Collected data
* BEGIN *
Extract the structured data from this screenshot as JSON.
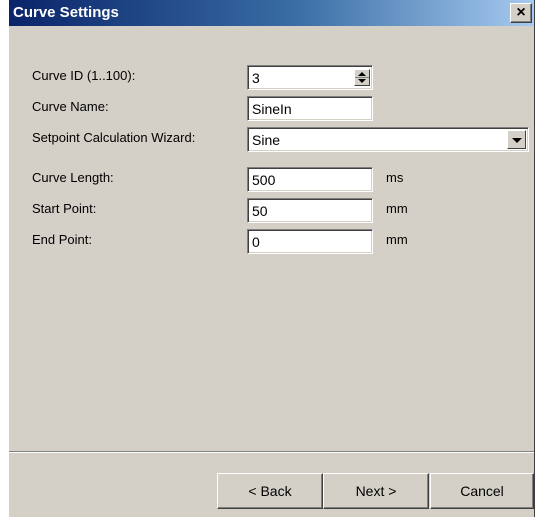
{
  "window": {
    "title": "Curve Settings",
    "close_glyph": "✕",
    "colors": {
      "titlebar_start": "#0a246a",
      "titlebar_end": "#a6caf0",
      "face": "#d4d0c8"
    }
  },
  "form": {
    "curve_id": {
      "label": "Curve ID (1..100):",
      "value": "3"
    },
    "curve_name": {
      "label": "Curve Name:",
      "value": "SineIn"
    },
    "wizard": {
      "label": "Setpoint Calculation Wizard:",
      "value": "Sine"
    },
    "curve_length": {
      "label": "Curve Length:",
      "value": "500",
      "unit": "ms"
    },
    "start_point": {
      "label": "Start Point:",
      "value": "50",
      "unit": "mm"
    },
    "end_point": {
      "label": "End Point:",
      "value": "0",
      "unit": "mm"
    }
  },
  "buttons": {
    "back": "< Back",
    "next": "Next >",
    "cancel": "Cancel"
  }
}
* END *
(Instructions for the task) Your task is to list each line of the records with the word "value".

(Exercise solution)
      "value": "3"
      "value": "SineIn"
      "value": "Sine"
      "value": "500",
      "value": "50",
      "value": "0",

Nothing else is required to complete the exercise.